- [Directive]:
Give the records again from their first line through the line containing "logo-letter: I [649,656,655,666]", with "positions" replaced by "coordinates" and nothing else changed.

-- BEGIN --

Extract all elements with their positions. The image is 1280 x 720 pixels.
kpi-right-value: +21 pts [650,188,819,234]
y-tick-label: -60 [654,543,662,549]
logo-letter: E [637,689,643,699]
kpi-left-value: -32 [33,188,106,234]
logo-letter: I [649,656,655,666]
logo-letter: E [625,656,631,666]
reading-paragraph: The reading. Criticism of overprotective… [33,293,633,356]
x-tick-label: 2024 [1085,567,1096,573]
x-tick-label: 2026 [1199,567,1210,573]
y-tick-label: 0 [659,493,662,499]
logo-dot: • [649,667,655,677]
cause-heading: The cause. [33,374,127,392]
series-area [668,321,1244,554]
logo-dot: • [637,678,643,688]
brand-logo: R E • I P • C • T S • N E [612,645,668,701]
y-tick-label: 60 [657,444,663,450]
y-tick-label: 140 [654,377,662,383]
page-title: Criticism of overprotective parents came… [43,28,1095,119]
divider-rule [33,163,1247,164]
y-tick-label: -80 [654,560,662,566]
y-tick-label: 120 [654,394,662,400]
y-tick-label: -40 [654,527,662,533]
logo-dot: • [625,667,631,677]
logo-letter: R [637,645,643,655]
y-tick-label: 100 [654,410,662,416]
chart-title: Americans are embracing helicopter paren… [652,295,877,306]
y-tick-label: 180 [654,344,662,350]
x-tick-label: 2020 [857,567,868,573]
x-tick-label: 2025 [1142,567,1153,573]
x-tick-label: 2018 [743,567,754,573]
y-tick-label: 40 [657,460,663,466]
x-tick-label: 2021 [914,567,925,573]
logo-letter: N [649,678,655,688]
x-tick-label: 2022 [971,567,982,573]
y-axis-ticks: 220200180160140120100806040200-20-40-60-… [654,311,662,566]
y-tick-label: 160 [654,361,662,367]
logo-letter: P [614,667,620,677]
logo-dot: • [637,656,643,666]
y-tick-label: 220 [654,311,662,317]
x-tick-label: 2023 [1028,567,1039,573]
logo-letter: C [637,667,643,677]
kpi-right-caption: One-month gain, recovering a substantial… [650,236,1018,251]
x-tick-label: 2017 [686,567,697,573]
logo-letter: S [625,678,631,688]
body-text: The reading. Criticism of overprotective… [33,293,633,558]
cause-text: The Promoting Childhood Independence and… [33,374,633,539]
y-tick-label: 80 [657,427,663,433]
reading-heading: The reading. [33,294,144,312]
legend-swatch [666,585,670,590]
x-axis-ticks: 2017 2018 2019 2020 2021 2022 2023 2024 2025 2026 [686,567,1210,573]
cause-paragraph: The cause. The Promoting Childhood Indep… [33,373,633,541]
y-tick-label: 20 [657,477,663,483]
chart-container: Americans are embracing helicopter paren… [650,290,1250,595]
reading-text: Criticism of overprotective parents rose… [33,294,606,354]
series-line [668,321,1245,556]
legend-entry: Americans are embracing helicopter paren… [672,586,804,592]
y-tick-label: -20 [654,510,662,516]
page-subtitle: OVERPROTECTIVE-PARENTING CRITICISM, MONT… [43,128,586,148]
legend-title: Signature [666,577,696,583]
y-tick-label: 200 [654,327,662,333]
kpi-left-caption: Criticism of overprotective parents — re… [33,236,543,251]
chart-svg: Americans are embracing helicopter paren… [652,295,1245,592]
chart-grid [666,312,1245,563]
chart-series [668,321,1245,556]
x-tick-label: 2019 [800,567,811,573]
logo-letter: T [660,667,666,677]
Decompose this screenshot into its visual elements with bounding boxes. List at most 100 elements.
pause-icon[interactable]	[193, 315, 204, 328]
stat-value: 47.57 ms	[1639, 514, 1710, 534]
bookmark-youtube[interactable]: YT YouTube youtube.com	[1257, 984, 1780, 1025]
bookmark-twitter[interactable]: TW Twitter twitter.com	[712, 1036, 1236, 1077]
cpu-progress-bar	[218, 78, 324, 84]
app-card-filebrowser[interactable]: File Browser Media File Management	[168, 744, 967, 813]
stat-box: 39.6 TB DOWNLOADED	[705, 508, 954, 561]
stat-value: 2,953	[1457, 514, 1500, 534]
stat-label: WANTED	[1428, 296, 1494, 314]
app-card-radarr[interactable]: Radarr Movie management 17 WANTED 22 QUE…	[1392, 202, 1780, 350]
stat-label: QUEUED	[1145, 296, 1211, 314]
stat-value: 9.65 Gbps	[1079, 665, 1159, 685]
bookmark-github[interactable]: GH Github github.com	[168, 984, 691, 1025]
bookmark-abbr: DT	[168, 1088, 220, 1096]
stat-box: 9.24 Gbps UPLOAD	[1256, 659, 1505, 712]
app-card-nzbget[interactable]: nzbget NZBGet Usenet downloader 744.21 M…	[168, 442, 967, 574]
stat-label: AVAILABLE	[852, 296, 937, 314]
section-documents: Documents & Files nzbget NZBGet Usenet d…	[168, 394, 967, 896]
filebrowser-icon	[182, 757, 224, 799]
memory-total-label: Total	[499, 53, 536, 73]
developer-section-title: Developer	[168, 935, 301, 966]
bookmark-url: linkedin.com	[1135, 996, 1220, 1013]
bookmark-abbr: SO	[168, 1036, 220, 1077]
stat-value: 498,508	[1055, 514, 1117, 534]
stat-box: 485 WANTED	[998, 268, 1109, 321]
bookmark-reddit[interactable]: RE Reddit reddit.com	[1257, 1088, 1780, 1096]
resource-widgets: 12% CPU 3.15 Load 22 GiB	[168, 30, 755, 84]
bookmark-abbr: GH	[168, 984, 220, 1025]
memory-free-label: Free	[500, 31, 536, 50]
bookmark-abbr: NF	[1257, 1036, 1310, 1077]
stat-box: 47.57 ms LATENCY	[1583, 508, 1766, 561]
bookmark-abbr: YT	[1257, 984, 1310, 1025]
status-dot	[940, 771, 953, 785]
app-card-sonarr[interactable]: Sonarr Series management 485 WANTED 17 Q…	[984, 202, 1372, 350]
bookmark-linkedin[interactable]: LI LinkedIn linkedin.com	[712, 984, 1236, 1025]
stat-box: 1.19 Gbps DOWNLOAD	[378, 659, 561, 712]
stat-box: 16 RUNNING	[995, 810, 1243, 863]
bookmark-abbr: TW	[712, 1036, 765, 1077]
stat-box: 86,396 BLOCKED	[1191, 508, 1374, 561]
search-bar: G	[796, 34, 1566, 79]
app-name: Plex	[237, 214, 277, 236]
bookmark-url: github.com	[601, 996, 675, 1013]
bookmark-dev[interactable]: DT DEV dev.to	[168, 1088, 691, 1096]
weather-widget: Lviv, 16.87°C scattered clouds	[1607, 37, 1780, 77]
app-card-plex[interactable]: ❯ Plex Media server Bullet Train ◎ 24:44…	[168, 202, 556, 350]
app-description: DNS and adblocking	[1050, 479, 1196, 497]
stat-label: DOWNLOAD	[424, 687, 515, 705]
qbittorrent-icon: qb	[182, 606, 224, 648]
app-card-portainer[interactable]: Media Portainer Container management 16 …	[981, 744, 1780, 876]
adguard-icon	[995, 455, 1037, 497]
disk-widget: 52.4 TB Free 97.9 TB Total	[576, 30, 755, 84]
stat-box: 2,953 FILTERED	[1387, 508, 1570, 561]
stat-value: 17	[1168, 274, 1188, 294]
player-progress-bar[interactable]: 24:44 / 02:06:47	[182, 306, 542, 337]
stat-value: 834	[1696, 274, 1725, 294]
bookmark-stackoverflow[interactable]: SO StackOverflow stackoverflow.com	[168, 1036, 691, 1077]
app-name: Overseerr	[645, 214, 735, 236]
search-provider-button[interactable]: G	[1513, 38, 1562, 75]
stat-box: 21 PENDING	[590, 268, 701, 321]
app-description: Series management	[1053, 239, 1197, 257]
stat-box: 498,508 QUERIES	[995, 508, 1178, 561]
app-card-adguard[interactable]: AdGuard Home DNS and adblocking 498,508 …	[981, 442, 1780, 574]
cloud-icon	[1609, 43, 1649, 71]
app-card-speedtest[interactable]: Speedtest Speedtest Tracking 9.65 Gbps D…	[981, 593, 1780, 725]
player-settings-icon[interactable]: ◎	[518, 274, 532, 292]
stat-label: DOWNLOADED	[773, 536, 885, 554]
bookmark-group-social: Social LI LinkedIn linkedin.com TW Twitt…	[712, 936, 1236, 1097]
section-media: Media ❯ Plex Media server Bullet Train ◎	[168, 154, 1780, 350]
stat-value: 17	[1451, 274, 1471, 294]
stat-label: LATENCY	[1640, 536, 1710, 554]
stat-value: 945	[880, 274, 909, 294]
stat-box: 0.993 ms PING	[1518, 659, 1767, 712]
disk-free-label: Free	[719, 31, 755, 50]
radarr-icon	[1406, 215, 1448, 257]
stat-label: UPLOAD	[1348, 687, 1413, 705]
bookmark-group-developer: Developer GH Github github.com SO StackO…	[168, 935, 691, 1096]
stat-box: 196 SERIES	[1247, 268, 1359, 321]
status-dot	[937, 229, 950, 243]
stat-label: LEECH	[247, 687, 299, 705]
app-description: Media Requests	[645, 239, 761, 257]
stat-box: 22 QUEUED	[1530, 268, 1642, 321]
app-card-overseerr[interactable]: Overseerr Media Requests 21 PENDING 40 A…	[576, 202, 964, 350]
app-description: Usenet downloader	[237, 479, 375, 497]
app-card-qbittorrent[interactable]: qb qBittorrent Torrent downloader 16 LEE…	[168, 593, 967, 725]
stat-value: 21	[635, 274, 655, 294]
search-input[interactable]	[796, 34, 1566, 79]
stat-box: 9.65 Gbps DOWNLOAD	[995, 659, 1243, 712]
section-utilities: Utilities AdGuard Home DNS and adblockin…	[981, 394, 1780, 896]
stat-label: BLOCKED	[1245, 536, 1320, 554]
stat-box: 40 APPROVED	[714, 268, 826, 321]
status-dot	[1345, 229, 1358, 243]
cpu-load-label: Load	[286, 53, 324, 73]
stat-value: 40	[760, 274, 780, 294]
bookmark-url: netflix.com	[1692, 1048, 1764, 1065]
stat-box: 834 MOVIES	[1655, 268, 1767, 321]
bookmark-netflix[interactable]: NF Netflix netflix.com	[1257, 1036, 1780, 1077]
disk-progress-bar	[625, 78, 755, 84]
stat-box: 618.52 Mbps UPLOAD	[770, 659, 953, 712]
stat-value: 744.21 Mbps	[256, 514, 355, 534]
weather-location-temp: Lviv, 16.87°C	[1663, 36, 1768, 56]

-- END --

- [Solved problem]:
Extract all elements with their coordinates. The image is 1280 x 720 pixels.
kpi-right-value: +21 pts [650,188,819,234]
y-tick-label: -60 [654,543,662,549]
logo-letter: E [637,689,643,699]
kpi-left-value: -32 [33,188,106,234]
logo-letter: I [649,656,655,666]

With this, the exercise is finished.